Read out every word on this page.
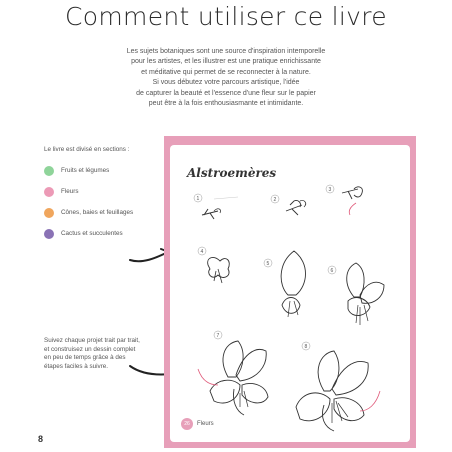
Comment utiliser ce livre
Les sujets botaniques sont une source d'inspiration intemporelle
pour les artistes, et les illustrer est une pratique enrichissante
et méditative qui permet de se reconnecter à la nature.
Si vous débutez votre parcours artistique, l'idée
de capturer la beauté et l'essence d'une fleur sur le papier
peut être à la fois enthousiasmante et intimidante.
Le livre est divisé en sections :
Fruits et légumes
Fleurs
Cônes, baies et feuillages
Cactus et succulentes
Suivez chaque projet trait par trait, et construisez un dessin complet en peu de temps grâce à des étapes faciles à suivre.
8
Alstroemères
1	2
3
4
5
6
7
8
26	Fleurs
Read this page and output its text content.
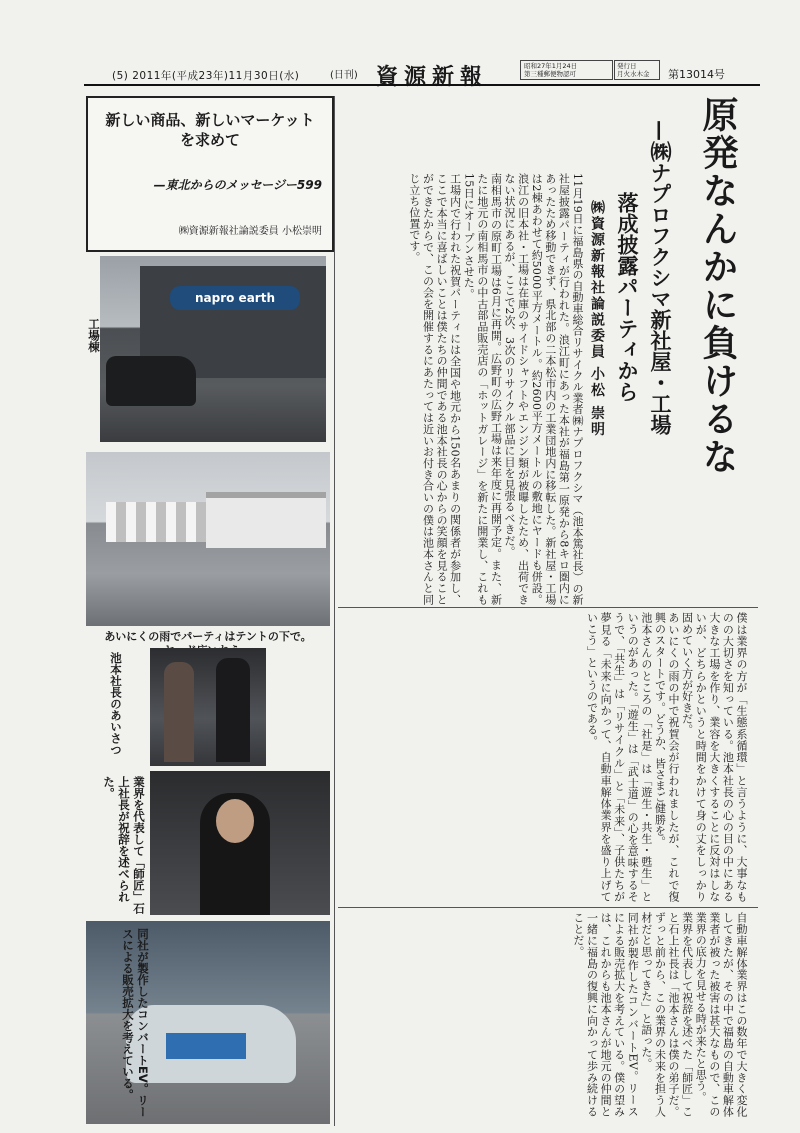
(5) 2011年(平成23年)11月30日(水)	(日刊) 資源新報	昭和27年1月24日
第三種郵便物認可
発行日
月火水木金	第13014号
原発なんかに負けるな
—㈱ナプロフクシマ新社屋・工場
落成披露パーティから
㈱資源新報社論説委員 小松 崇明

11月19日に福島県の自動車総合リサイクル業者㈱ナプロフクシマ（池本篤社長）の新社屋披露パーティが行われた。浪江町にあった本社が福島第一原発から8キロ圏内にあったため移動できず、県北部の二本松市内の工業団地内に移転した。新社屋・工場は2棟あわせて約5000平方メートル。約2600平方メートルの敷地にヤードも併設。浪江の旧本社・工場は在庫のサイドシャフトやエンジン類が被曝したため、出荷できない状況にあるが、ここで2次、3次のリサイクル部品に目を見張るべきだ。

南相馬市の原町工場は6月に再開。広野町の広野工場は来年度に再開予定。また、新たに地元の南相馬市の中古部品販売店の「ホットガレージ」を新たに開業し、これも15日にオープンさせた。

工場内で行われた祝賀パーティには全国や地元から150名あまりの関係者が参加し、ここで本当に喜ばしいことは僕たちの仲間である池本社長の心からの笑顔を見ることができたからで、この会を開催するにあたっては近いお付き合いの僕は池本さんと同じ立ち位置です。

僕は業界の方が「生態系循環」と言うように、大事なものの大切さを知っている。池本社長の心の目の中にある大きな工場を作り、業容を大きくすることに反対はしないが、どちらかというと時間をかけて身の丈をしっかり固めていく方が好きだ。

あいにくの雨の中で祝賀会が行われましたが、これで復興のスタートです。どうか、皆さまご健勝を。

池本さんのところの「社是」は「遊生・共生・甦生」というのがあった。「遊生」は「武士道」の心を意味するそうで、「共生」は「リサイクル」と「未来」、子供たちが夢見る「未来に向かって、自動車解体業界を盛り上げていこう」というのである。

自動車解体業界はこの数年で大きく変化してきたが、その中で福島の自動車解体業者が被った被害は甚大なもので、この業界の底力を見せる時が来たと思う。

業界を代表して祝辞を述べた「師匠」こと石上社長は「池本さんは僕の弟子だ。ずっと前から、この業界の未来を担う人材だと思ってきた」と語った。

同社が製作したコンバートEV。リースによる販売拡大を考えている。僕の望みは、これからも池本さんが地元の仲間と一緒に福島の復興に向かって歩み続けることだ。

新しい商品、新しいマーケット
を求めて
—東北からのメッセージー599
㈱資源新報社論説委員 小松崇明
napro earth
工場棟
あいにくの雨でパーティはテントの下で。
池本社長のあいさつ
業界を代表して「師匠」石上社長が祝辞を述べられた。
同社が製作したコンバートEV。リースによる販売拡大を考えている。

§ §

[Problem requirements] All of the entries need to be transcribed word for word; pictures are left out.

[Solved problem]
Read out every word on this page.
Comment utiliser ce livre
Les sujets botaniques sont une source d'inspiration intemporelle
pour les artistes, et les illustrer est une pratique enrichissante
et méditative qui permet de se reconnecter à la nature.
Si vous débutez votre parcours artistique, l'idée
de capturer la beauté et l'essence d'une fleur sur le papier
peut être à la fois enthousiasmante et intimidante.
Le livre est divisé en sections :
Fruits et légumes
Fleurs
Cônes, baies et feuillages
Cactus et succulentes
Suivez chaque projet trait par trait, et construisez un dessin complet en peu de temps grâce à des étapes faciles à suivre.
8
Alstroemères
1	2
3
4
5
6
7
8
26	Fleurs
Read this page and output its text content.
(5) 2011年(平成23年)11月30日(水)	(日刊) 資源新報	昭和27年1月24日
第三種郵便物認可
発行日
月火水木金	第13014号
原発なんかに負けるな
—㈱ナプロフクシマ新社屋・工場
落成披露パーティから
㈱資源新報社論説委員 小松 崇明

11月19日に福島県の自動車総合リサイクル業者㈱ナプロフクシマ（池本篤社長）の新社屋披露パーティが行われた。浪江町にあった本社が福島第一原発から8キロ圏内にあったため移動できず、県北部の二本松市内の工業団地内に移転した。新社屋・工場は2棟あわせて約5000平方メートル。約2600平方メートルの敷地にヤードも併設。浪江の旧本社・工場は在庫のサイドシャフトやエンジン類が被曝したため、出荷できない状況にあるが、ここで2次、3次のリサイクル部品に目を見張るべきだ。

南相馬市の原町工場は6月に再開。広野町の広野工場は来年度に再開予定。また、新たに地元の南相馬市の中古部品販売店の「ホットガレージ」を新たに開業し、これも15日にオープンさせた。

工場内で行われた祝賀パーティには全国や地元から150名あまりの関係者が参加し、ここで本当に喜ばしいことは僕たちの仲間である池本社長の心からの笑顔を見ることができたからで、この会を開催するにあたっては近いお付き合いの僕は池本さんと同じ立ち位置です。

僕は業界の方が「生態系循環」と言うように、大事なものの大切さを知っている。池本社長の心の目の中にある大きな工場を作り、業容を大きくすることに反対はしないが、どちらかというと時間をかけて身の丈をしっかり固めていく方が好きだ。

あいにくの雨の中で祝賀会が行われましたが、これで復興のスタートです。どうか、皆さまご健勝を。

池本さんのところの「社是」は「遊生・共生・甦生」というのがあった。「遊生」は「武士道」の心を意味するそうで、「共生」は「リサイクル」と「未来」、子供たちが夢見る「未来に向かって、自動車解体業界を盛り上げていこう」というのである。

自動車解体業界はこの数年で大きく変化してきたが、その中で福島の自動車解体業者が被った被害は甚大なもので、この業界の底力を見せる時が来たと思う。

業界を代表して祝辞を述べた「師匠」こと石上社長は「池本さんは僕の弟子だ。ずっと前から、この業界の未来を担う人材だと思ってきた」と語った。

同社が製作したコンバートEV。リースによる販売拡大を考えている。僕の望みは、これからも池本さんが地元の仲間と一緒に福島の復興に向かって歩み続けることだ。

新しい商品、新しいマーケット
を求めて
—東北からのメッセージー599
㈱資源新報社論説委員 小松崇明
napro earth
工場棟
あいにくの雨でパーティはテントの下で。
池本社長のあいさつ
業界を代表して「師匠」石上社長が祝辞を述べられた。
同社が製作したコンバートEV。リースによる販売拡大を考えている。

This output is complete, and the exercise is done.